--- start RECORDS SHOWN ---
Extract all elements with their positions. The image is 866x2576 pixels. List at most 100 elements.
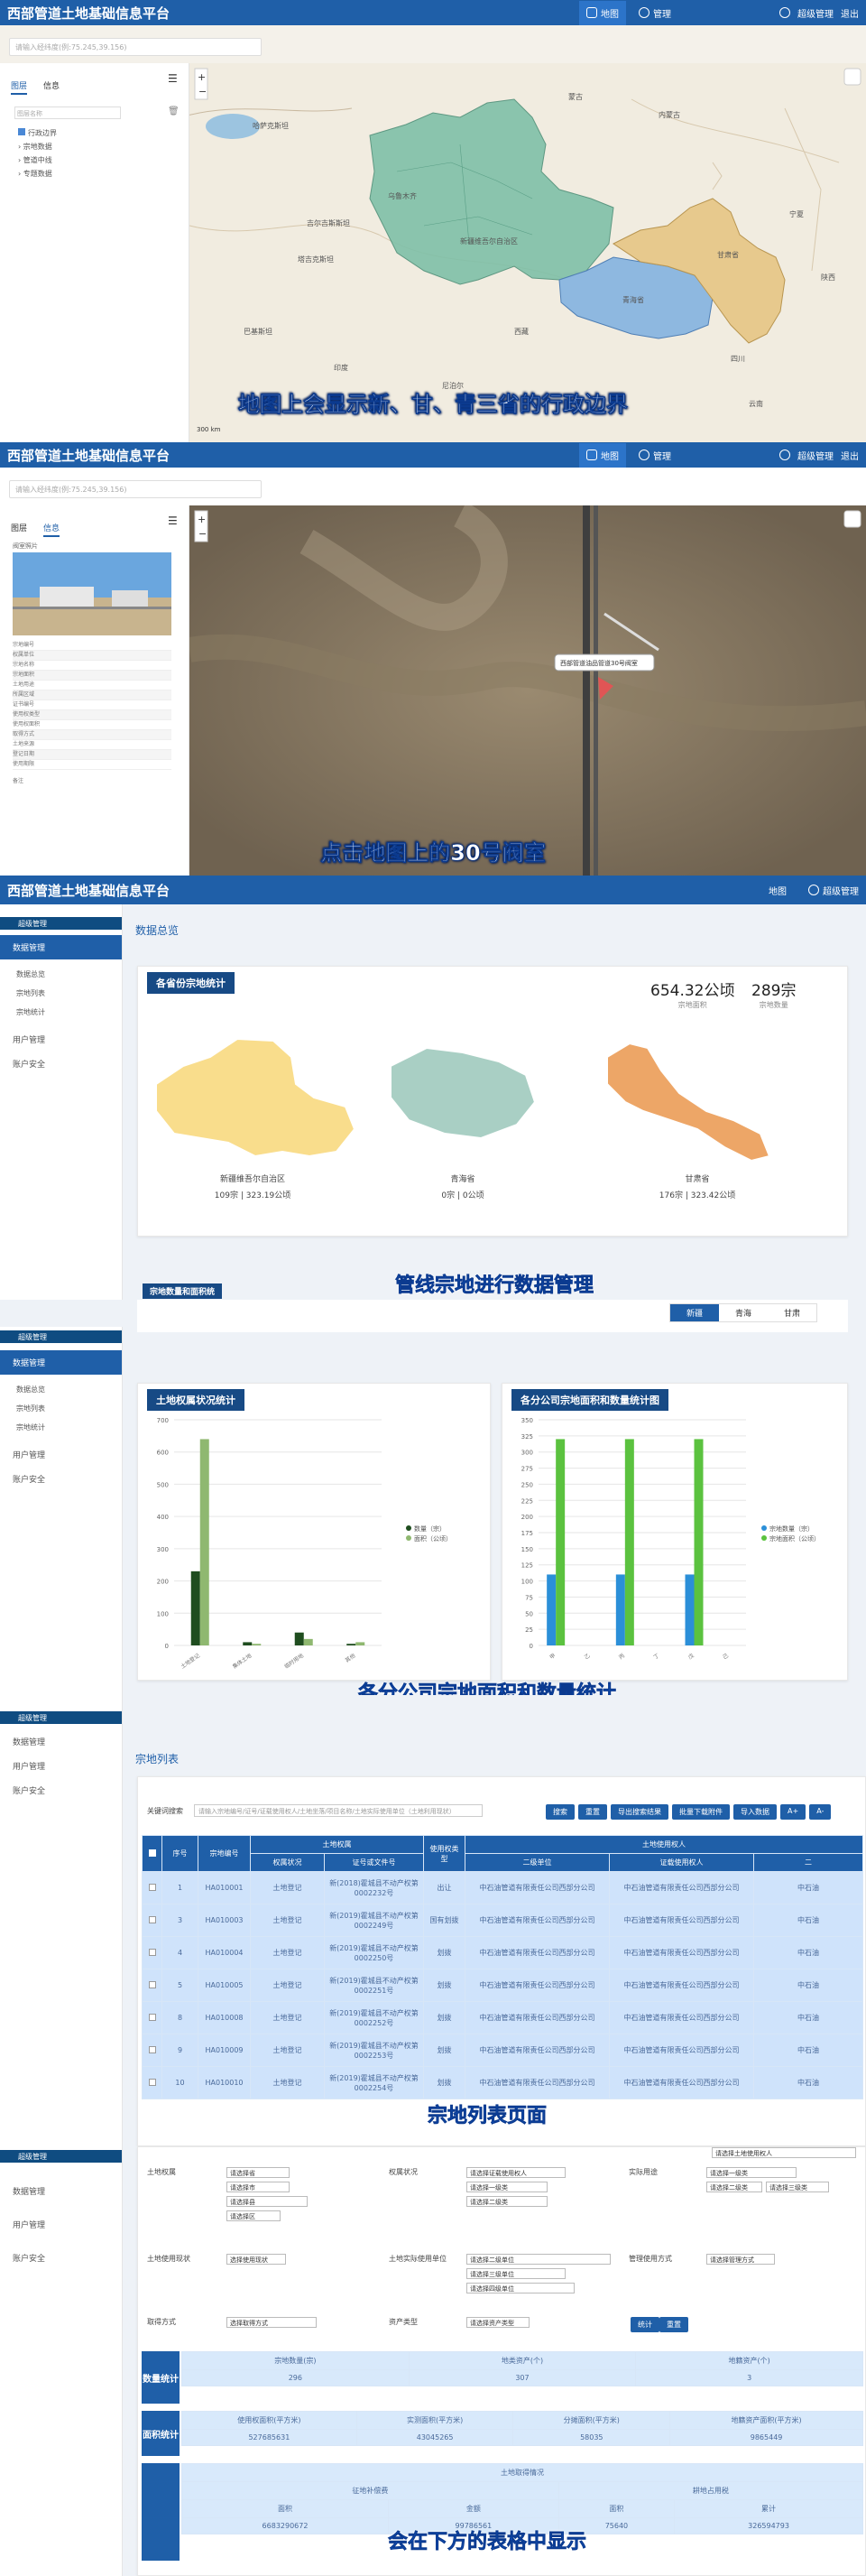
select-all-checkbox[interactable] (148, 1849, 156, 1857)
use-class2-select[interactable]: 请选择二级类 (706, 2182, 762, 2192)
gansu-shape[interactable] (606, 1042, 771, 1163)
sidebar-item-security[interactable]: 账户安全 (0, 1052, 122, 1076)
zoom-out-icon[interactable]: − (198, 86, 207, 97)
download-button[interactable]: 批量下载附件 (672, 1804, 730, 1820)
layer-item[interactable]: › 专题数据 (18, 167, 57, 181)
sidebar-item-users[interactable]: 用户管理 (0, 2212, 122, 2237)
logout-link[interactable]: 退出 (841, 449, 859, 462)
zoom-control[interactable]: + − (194, 68, 208, 100)
satellite-map-view[interactable]: 西部管道油品管道30号阀室 + − (189, 505, 866, 876)
export-button[interactable]: 导出搜索结果 (611, 1804, 668, 1820)
table-row[interactable]: 4 HA010004 土地登记 新(2019)霍城县不动产权第0002250号 划拨 中石… (142, 1936, 863, 1969)
font-increase-button[interactable]: A+ (780, 1804, 806, 1820)
user-name[interactable]: 超级管理 (808, 884, 859, 897)
sidebar-item-security[interactable]: 账户安全 (0, 1467, 122, 1491)
zoom-in-icon[interactable]: + (198, 71, 206, 83)
layer-item[interactable]: › 宗地数据 (18, 140, 57, 153)
import-button[interactable]: 导入数据 (733, 1804, 777, 1820)
tab-gansu[interactable]: 甘肃 (768, 1304, 816, 1321)
row-checkbox[interactable] (142, 2001, 162, 2034)
asset-select[interactable]: 请选择资产类型 (466, 2317, 530, 2328)
right-holder-select[interactable]: 请选择证载使用权人 (466, 2167, 566, 2178)
reset-button[interactable]: 重置 (659, 2317, 688, 2332)
district-select[interactable]: 请选择区 (226, 2210, 281, 2221)
use-class1-select[interactable]: 请选择一级类 (706, 2167, 797, 2178)
nav-map[interactable]: 地图 (579, 442, 626, 468)
acquire-select[interactable]: 选择取得方式 (226, 2317, 317, 2328)
sidebar-item-stats[interactable]: 宗地统计 (0, 1418, 122, 1437)
user-name[interactable]: 超级管理 (797, 449, 834, 462)
nav-map[interactable]: 地图 (579, 0, 626, 25)
font-decrease-button[interactable]: A- (809, 1804, 832, 1820)
search-button[interactable]: 搜索 (546, 1804, 575, 1820)
sidebar-item-data[interactable]: 数据管理 (0, 1350, 122, 1375)
tab-layers[interactable]: 图层 (11, 522, 27, 537)
row-checkbox[interactable] (142, 1871, 162, 1904)
qinghai-shape[interactable] (390, 1046, 537, 1140)
province-select[interactable]: 请选择省 (226, 2167, 290, 2178)
manage-select[interactable]: 请选择管理方式 (706, 2254, 775, 2265)
table-row[interactable]: 1 HA010001 土地登记 新(2018)霍城县不动产权第0002232号 出让 中石… (142, 1871, 863, 1904)
sidebar-item-users[interactable]: 用户管理 (0, 1027, 122, 1052)
menu-icon[interactable]: ☰ (168, 514, 178, 527)
tab-info[interactable]: 信息 (43, 79, 60, 95)
nav-manage[interactable]: 管理 (639, 449, 671, 462)
delete-icon[interactable]: 🗑 (168, 107, 180, 116)
class2-select[interactable]: 请选择二级类 (466, 2196, 548, 2207)
row-checkbox[interactable] (142, 1904, 162, 1937)
status-select[interactable]: 选择使用现状 (226, 2254, 286, 2265)
sidebar-item-security[interactable]: 账户安全 (0, 1778, 122, 1802)
city-select[interactable]: 请选择市 (226, 2182, 290, 2192)
row-checkbox[interactable] (142, 2066, 162, 2099)
zoom-control[interactable]: + − (194, 510, 208, 542)
table-row[interactable]: 5 HA010005 土地登记 新(2019)霍城县不动产权第0002251号 划拨 中石… (142, 1969, 863, 2002)
sidebar-item-data[interactable]: 数据管理 (0, 935, 122, 959)
county-select[interactable]: 请选择县 (226, 2196, 308, 2207)
table-row[interactable]: 9 HA010009 土地登记 新(2019)霍城县不动产权第0002253号 划拨 中石… (142, 2034, 863, 2067)
nav-manage[interactable]: 管理 (639, 6, 671, 20)
row-checkbox[interactable] (142, 2034, 162, 2067)
sidebar-item-users[interactable]: 用户管理 (0, 1442, 122, 1467)
stat-button[interactable]: 统计 (631, 2317, 659, 2332)
sidebar-item-overview[interactable]: 数据总览 (0, 1380, 122, 1399)
tab-info[interactable]: 信息 (43, 522, 60, 537)
reset-button[interactable]: 重置 (578, 1804, 607, 1820)
use-class3-select[interactable]: 请选择三级类 (766, 2182, 829, 2192)
holder-select[interactable]: 请选择土地使用权人 (712, 2147, 856, 2158)
basemap-switch-icon[interactable] (843, 68, 861, 86)
tab-xinjiang[interactable]: 新疆 (670, 1304, 720, 1321)
sidebar-item-list[interactable]: 宗地列表 (0, 984, 122, 1003)
layer-filter-input[interactable]: 图层名称 (14, 107, 121, 119)
keyword-search-input[interactable]: 请输入宗地编号/证号/证载使用权人/土地坐落/项目名称/土地实际使用单位（土地利… (194, 1804, 483, 1817)
sidebar-item-data[interactable]: 数据管理 (0, 2179, 122, 2203)
row-checkbox[interactable] (142, 1936, 162, 1969)
coordinate-search-input[interactable]: 请输入经纬度(例:75.245,39.156) (9, 480, 262, 498)
logout-link[interactable]: 退出 (841, 6, 859, 20)
xinjiang-shape[interactable] (155, 1037, 356, 1158)
map-view[interactable]: 哈萨克斯坦 乌鲁木齐 新疆维吾尔自治区 吉尔吉斯斯坦 塔吉克斯坦 青海省 甘肃省… (189, 63, 866, 442)
unit4-select[interactable]: 请选择四级单位 (466, 2283, 575, 2293)
coordinate-search-input[interactable]: 请输入经纬度(例:75.245,39.156) (9, 38, 262, 56)
sidebar-item-overview[interactable]: 数据总览 (0, 965, 122, 984)
zoom-in-icon[interactable]: + (198, 514, 206, 525)
layer-item[interactable]: 行政边界 (18, 126, 57, 140)
tab-qinghai[interactable]: 青海 (719, 1304, 768, 1321)
zoom-out-icon[interactable]: − (198, 528, 207, 540)
table-row[interactable]: 10 HA010010 土地登记 新(2019)霍城县不动产权第0002254号 划拨中… (142, 2066, 863, 2099)
row-checkbox[interactable] (142, 1969, 162, 2002)
sidebar-item-data[interactable]: 数据管理 (0, 1729, 122, 1754)
user-name[interactable]: 超级管理 (797, 6, 834, 20)
sidebar-item-stats[interactable]: 宗地统计 (0, 1003, 122, 1022)
nav-map[interactable]: 地图 (769, 884, 787, 897)
table-row[interactable]: 3 HA010003 土地登记 新(2019)霍城县不动产权第0002249号 国有划拨… (142, 1904, 863, 1937)
unit2-select[interactable]: 请选择二级单位 (466, 2254, 611, 2265)
class1-select[interactable]: 请选择一级类 (466, 2182, 548, 2192)
menu-icon[interactable]: ☰ (168, 72, 178, 85)
unit3-select[interactable]: 请选择三级单位 (466, 2268, 566, 2279)
tab-layers[interactable]: 图层 (11, 79, 28, 95)
basemap-switch-icon[interactable] (843, 510, 861, 528)
table-row[interactable]: 8 HA010008 土地登记 新(2019)霍城县不动产权第0002252号 划拨 中石… (142, 2001, 863, 2034)
sidebar-item-security[interactable]: 账户安全 (0, 2246, 122, 2270)
sidebar-item-users[interactable]: 用户管理 (0, 1754, 122, 1778)
layer-item[interactable]: › 管道中线 (18, 153, 57, 167)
--- end RECORDS SHOWN ---
_WRITTEN PROBLEM_:
Rewrite everything from the line containing "select-all-checkbox[interactable] (148, 1849, 156, 1857)" down to the line containing "satellite-map-view[interactable]: 西部管道油品管道30号阀室 +", with "用户管理" replaced by "成员管理" and every other part left unchanged.

_ANSWER FOR THIS EXERCISE_:
select-all-checkbox[interactable] (148, 1849, 156, 1857)
use-class2-select[interactable]: 请选择二级类 (706, 2182, 762, 2192)
gansu-shape[interactable] (606, 1042, 771, 1163)
sidebar-item-security[interactable]: 账户安全 (0, 1052, 122, 1076)
zoom-out-icon[interactable]: − (198, 86, 207, 97)
download-button[interactable]: 批量下载附件 (672, 1804, 730, 1820)
layer-item[interactable]: › 专题数据 (18, 167, 57, 181)
sidebar-item-users[interactable]: 成员管理 (0, 2212, 122, 2237)
logout-link[interactable]: 退出 (841, 449, 859, 462)
zoom-control[interactable]: + − (194, 68, 208, 100)
satellite-map-view[interactable]: 西部管道油品管道30号阀室 + − (189, 505, 866, 876)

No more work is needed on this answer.